### Work to do
Make an exact copy of all the entries below, with the pictures left out.
[Start Input data]
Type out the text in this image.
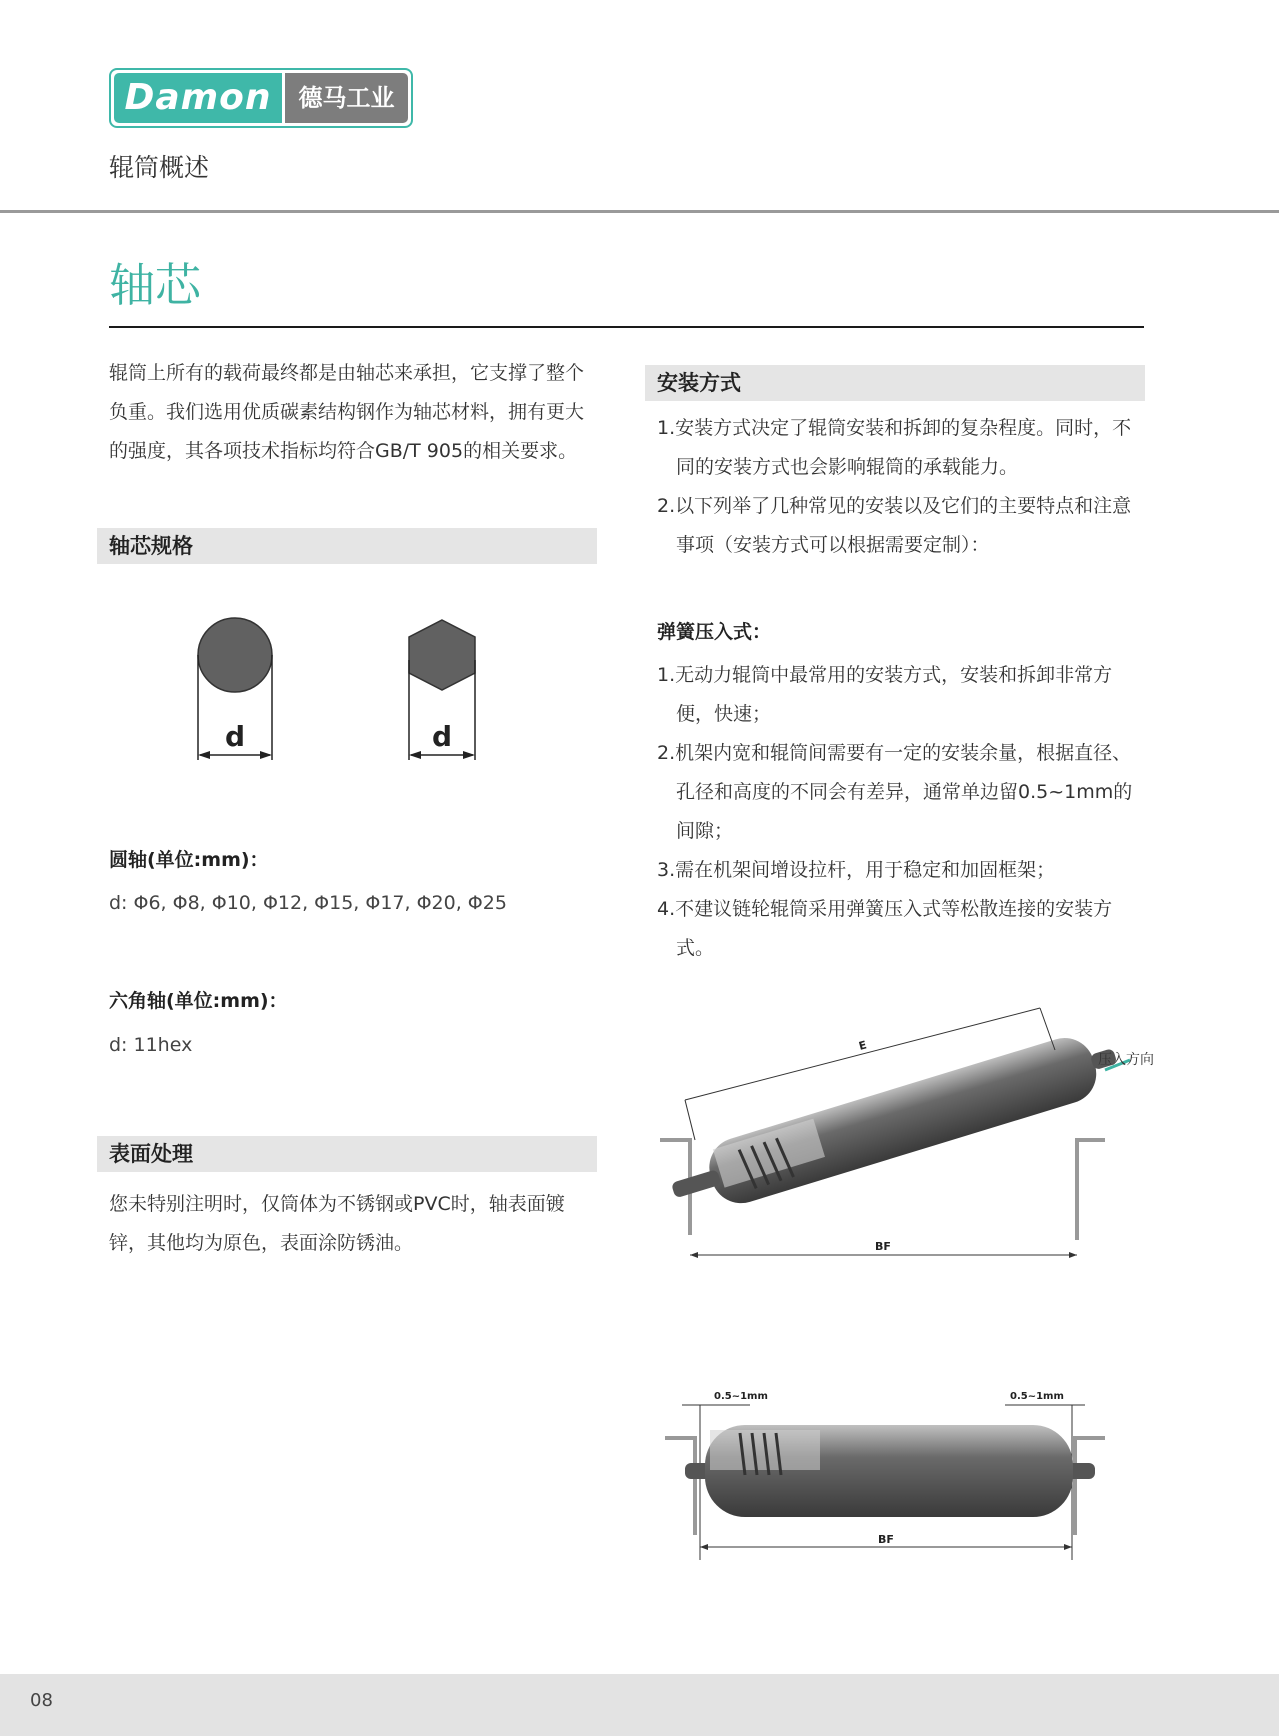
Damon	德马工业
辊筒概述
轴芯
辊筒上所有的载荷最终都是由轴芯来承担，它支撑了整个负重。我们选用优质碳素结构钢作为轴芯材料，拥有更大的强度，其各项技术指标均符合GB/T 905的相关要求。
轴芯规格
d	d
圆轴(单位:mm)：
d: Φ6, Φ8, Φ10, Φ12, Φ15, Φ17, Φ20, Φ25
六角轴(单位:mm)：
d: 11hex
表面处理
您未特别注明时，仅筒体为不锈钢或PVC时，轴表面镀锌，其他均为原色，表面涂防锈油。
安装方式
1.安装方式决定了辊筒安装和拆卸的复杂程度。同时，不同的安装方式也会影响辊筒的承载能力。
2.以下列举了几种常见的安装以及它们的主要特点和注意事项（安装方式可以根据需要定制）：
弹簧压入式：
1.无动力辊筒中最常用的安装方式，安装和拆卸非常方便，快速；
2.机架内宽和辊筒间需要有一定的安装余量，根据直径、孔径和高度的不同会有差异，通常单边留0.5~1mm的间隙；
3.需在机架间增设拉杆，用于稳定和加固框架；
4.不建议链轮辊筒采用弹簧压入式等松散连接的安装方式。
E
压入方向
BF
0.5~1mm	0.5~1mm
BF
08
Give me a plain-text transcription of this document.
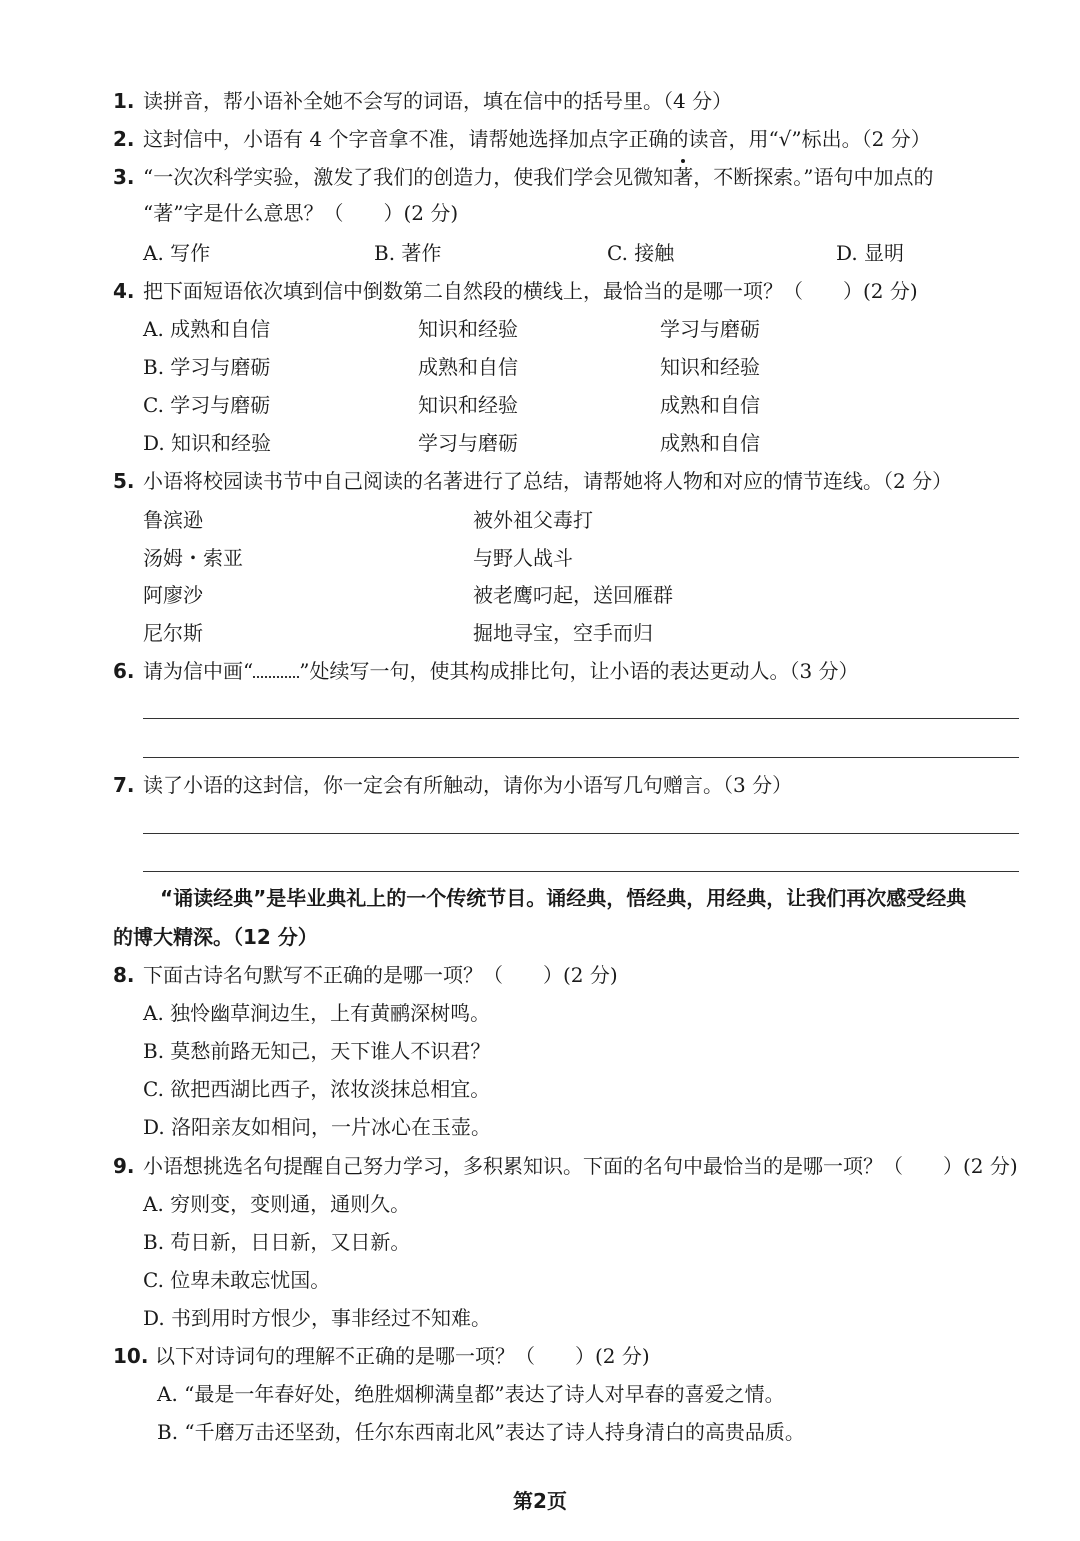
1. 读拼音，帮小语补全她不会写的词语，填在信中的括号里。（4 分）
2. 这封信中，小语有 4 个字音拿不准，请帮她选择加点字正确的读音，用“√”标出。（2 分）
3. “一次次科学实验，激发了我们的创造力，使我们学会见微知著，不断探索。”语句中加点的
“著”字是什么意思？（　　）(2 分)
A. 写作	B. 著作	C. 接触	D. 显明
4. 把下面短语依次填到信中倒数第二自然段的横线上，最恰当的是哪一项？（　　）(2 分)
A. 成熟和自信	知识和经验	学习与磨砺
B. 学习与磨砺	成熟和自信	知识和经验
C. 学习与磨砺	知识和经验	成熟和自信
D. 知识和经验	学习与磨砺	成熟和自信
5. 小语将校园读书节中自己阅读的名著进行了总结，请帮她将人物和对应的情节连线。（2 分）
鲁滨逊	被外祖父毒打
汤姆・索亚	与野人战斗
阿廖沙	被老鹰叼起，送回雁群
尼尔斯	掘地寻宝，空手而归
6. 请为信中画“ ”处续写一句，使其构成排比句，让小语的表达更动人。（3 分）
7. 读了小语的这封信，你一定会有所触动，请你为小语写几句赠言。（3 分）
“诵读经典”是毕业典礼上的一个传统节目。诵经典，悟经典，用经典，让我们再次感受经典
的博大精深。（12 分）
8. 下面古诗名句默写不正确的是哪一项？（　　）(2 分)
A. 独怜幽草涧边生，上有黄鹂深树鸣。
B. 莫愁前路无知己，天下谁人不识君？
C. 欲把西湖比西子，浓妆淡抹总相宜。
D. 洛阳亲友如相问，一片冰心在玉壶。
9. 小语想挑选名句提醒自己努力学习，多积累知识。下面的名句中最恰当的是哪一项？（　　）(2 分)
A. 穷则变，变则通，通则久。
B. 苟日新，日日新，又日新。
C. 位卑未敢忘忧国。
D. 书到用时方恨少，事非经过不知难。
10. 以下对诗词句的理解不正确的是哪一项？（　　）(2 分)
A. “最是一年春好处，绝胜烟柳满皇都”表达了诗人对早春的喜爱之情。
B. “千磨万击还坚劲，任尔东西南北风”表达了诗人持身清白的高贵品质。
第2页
[End Input data]
### Full answer
Type out the text in this image.
Damon	德马工业
辊筒概述
轴芯
辊筒上所有的载荷最终都是由轴芯来承担，它支撑了整个负重。我们选用优质碳素结构钢作为轴芯材料，拥有更大的强度，其各项技术指标均符合GB/T 905的相关要求。
轴芯规格
d	d
圆轴(单位:mm)：
d: Φ6, Φ8, Φ10, Φ12, Φ15, Φ17, Φ20, Φ25
六角轴(单位:mm)：
d: 11hex
表面处理
您未特别注明时，仅筒体为不锈钢或PVC时，轴表面镀锌，其他均为原色，表面涂防锈油。
安装方式
1.安装方式决定了辊筒安装和拆卸的复杂程度。同时，不同的安装方式也会影响辊筒的承载能力。
2.以下列举了几种常见的安装以及它们的主要特点和注意事项（安装方式可以根据需要定制）：
弹簧压入式：
1.无动力辊筒中最常用的安装方式，安装和拆卸非常方便，快速；
2.机架内宽和辊筒间需要有一定的安装余量，根据直径、孔径和高度的不同会有差异，通常单边留0.5~1mm的间隙；
3.需在机架间增设拉杆，用于稳定和加固框架；
4.不建议链轮辊筒采用弹簧压入式等松散连接的安装方式。
E
压入方向
BF
0.5~1mm	0.5~1mm
BF
08
Give me a plain-text transcription of this document.
1. 读拼音，帮小语补全她不会写的词语，填在信中的括号里。（4 分）
2. 这封信中，小语有 4 个字音拿不准，请帮她选择加点字正确的读音，用“√”标出。（2 分）
3. “一次次科学实验，激发了我们的创造力，使我们学会见微知著，不断探索。”语句中加点的
“著”字是什么意思？（　　）(2 分)
A. 写作	B. 著作	C. 接触	D. 显明
4. 把下面短语依次填到信中倒数第二自然段的横线上，最恰当的是哪一项？（　　）(2 分)
A. 成熟和自信	知识和经验	学习与磨砺
B. 学习与磨砺	成熟和自信	知识和经验
C. 学习与磨砺	知识和经验	成熟和自信
D. 知识和经验	学习与磨砺	成熟和自信
5. 小语将校园读书节中自己阅读的名著进行了总结，请帮她将人物和对应的情节连线。（2 分）
鲁滨逊	被外祖父毒打
汤姆・索亚	与野人战斗
阿廖沙	被老鹰叼起，送回雁群
尼尔斯	掘地寻宝，空手而归
6. 请为信中画“ ”处续写一句，使其构成排比句，让小语的表达更动人。（3 分）
7. 读了小语的这封信，你一定会有所触动，请你为小语写几句赠言。（3 分）
“诵读经典”是毕业典礼上的一个传统节目。诵经典，悟经典，用经典，让我们再次感受经典
的博大精深。（12 分）
8. 下面古诗名句默写不正确的是哪一项？（　　）(2 分)
A. 独怜幽草涧边生，上有黄鹂深树鸣。
B. 莫愁前路无知己，天下谁人不识君？
C. 欲把西湖比西子，浓妆淡抹总相宜。
D. 洛阳亲友如相问，一片冰心在玉壶。
9. 小语想挑选名句提醒自己努力学习，多积累知识。下面的名句中最恰当的是哪一项？（　　）(2 分)
A. 穷则变，变则通，通则久。
B. 苟日新，日日新，又日新。
C. 位卑未敢忘忧国。
D. 书到用时方恨少，事非经过不知难。
10. 以下对诗词句的理解不正确的是哪一项？（　　）(2 分)
A. “最是一年春好处，绝胜烟柳满皇都”表达了诗人对早春的喜爱之情。
B. “千磨万击还坚劲，任尔东西南北风”表达了诗人持身清白的高贵品质。
第2页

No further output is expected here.